**Extrait sélectionné:**
---+---
Musulmans et non-musulmans / rencontres et expériences inédites
Très intéressant à lire, ce livre d’une centaine de pages se doit d’être lu et consulté par tous ceux et celles qui travaillent déjà ensemble pour la construction d’un monde plus solidaire, entre membres d’une même société mais qui ne partagent pas la même culture ou la même religion. Le gros avantage de ce livre est qu’il ne parle pas « en l’air » mais tout ce qu’il dit s’élabore à partir d’expériences vécues entre musulmans et non-musulmans.
Le professeur Félice Dassetto fait une préface remarquable ; surtout à partir de la page 11, il résume la pédagogie qui a conduit les membres du Cefoc ou de « Sagesse au quotidien » à mettre en place des activités favorisant les rencontres et interactions interreligieuses entre musulmans et non musulmans.
---+---
**Matériel recueilli:**
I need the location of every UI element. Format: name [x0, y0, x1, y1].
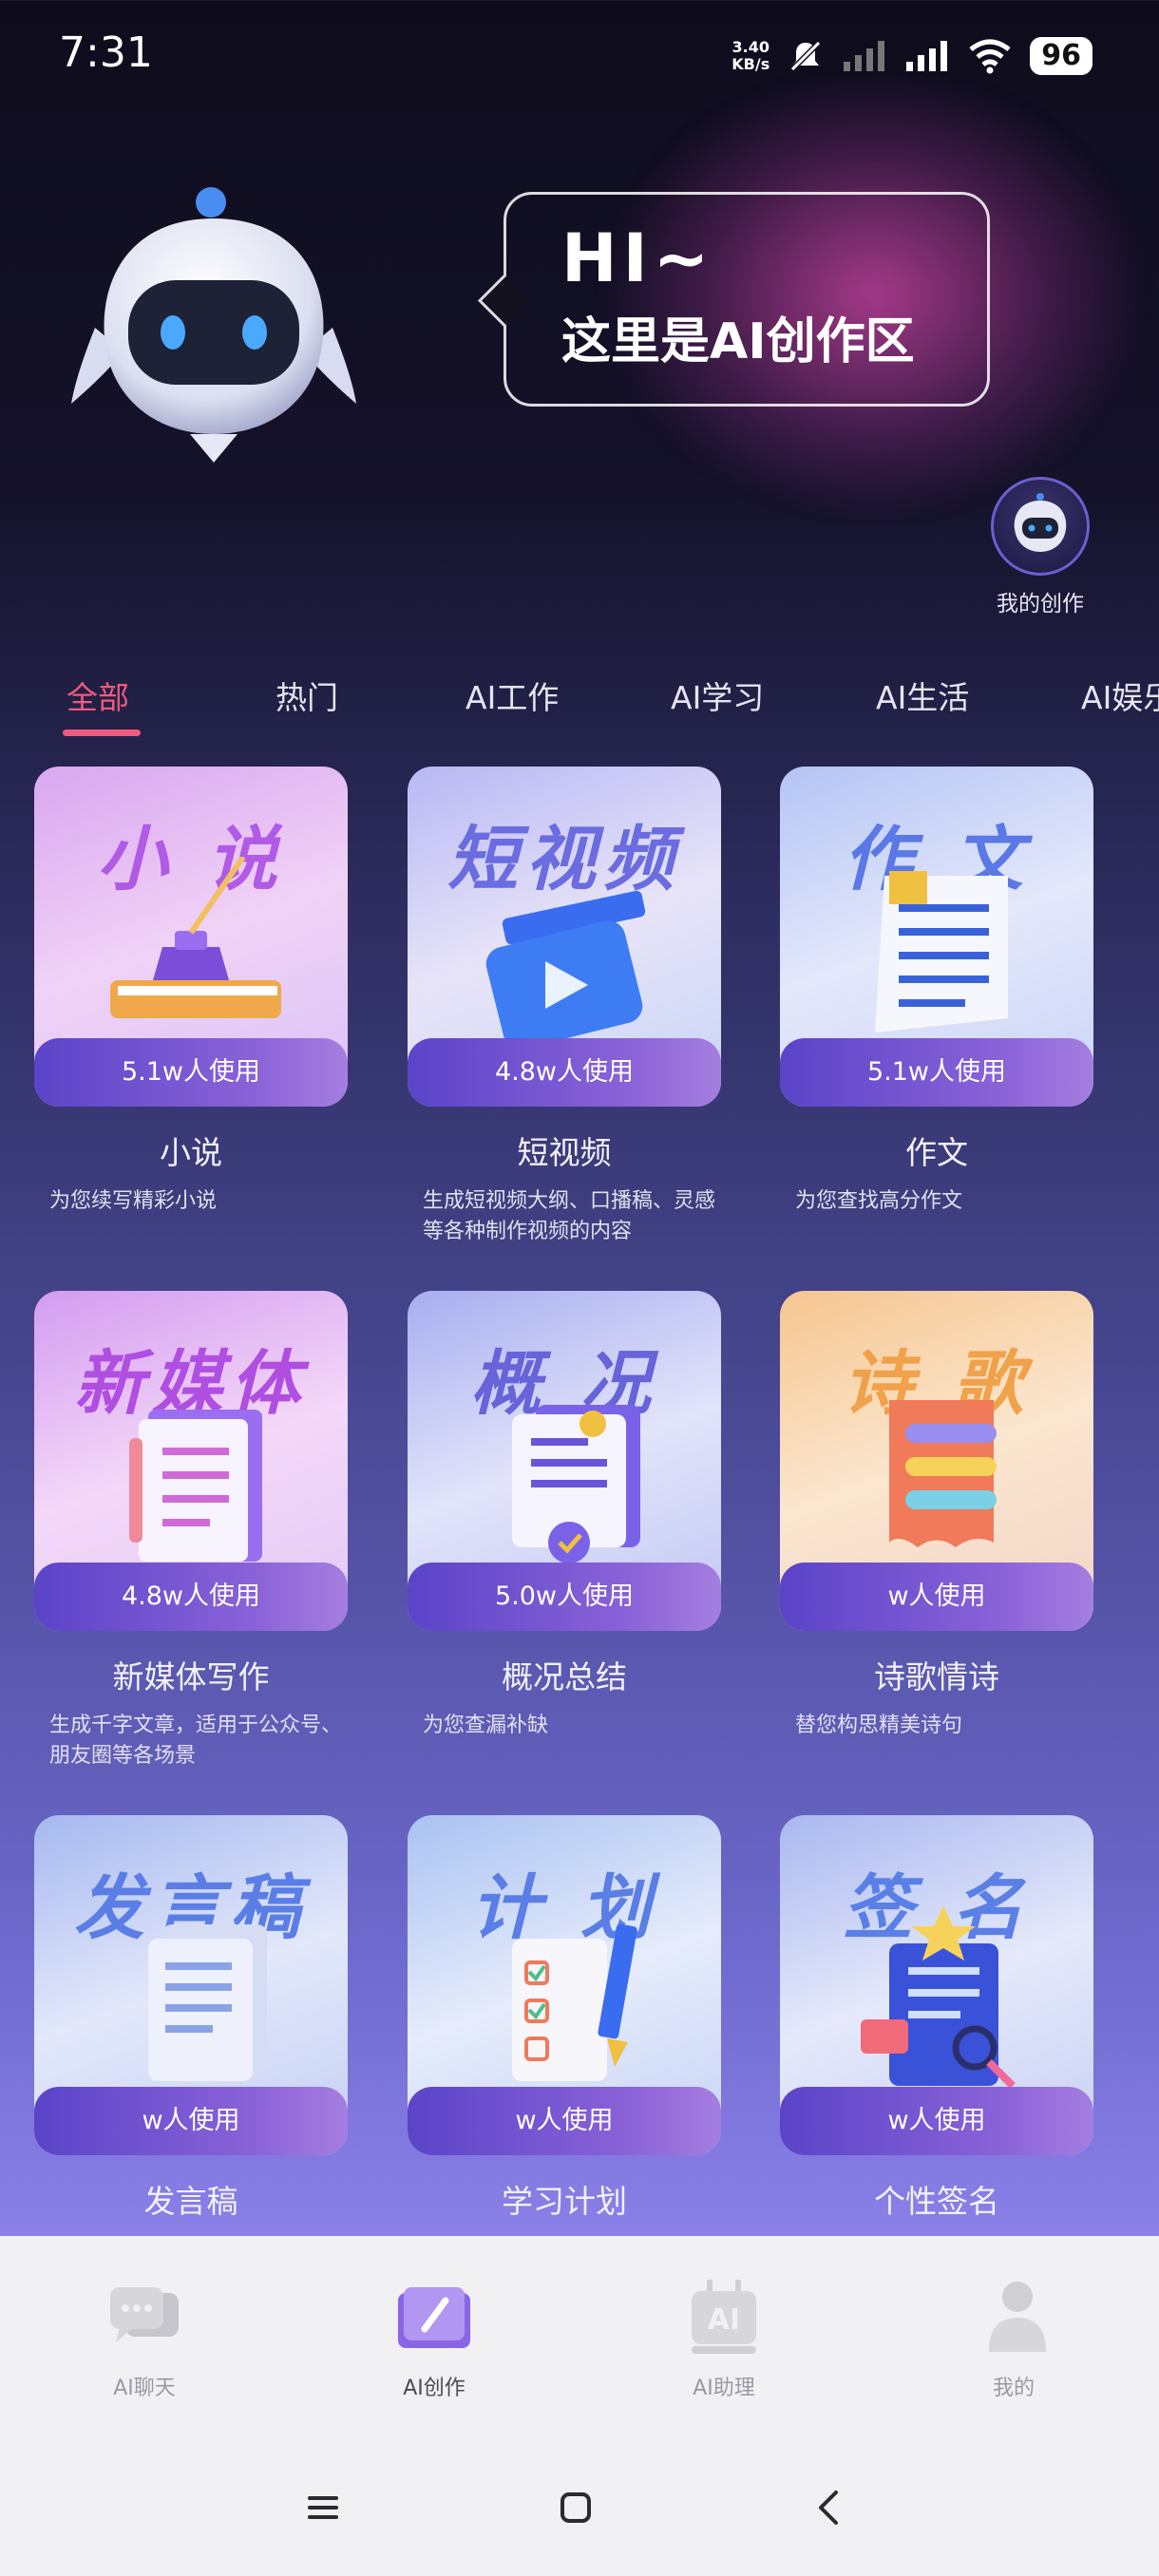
---+---
**Consigne 1:**
Répondez à partir de l'extrait sélectionné, une réponse par ligne :
(a) Combien de pages compte à peu près le livre présenté ?
(b) Sur quoi s'élabore tout ce que dit ce livre ?
(c) Qui signe la préface, et à partir de quelle page y résume-t-il la pédagogie suivie ?
**Consigne 2:** Prolongez l'extrait sélectionné consacré aux rencontres entre musulmans et non-musulmans, à la suite de sa dernière phrase.

**Réponse attendue 1:**
(a) Une centaine de pages.
(b) Sur des expériences vécues entre musulmans et non-musulmans.
(c) Le professeur Félice Dassetto ; à partir de la page 11.

**Réponse attendue 2:**
Le 1er chapitre « Jongler entre universel et particulier » commence par quelques aperçus sur la ou les spiritualités ; ensuite il s’étend sur près de 20 pages sur la présence des rites comme moyen de communication pouvant exprimer à la fois l’universel ou le particulier (26). Pas toujours liés aux religieux, ces rites favorisent la vie sociale et assurent un certain enracinement qui n’exclue pas toute évolution (p.29 à 45)
Le 2ème chapitre nous invite à purifier nos regards sur le monde, sur l’autre et sur soi-même. C’est à la fois une ouverture à la complexité des choses et un refus d’essentialiser toute identité. Toute identité étant toujours en évolution, il nous faut refuser de « figer » toute personne dans une seule dimension de son identité (67)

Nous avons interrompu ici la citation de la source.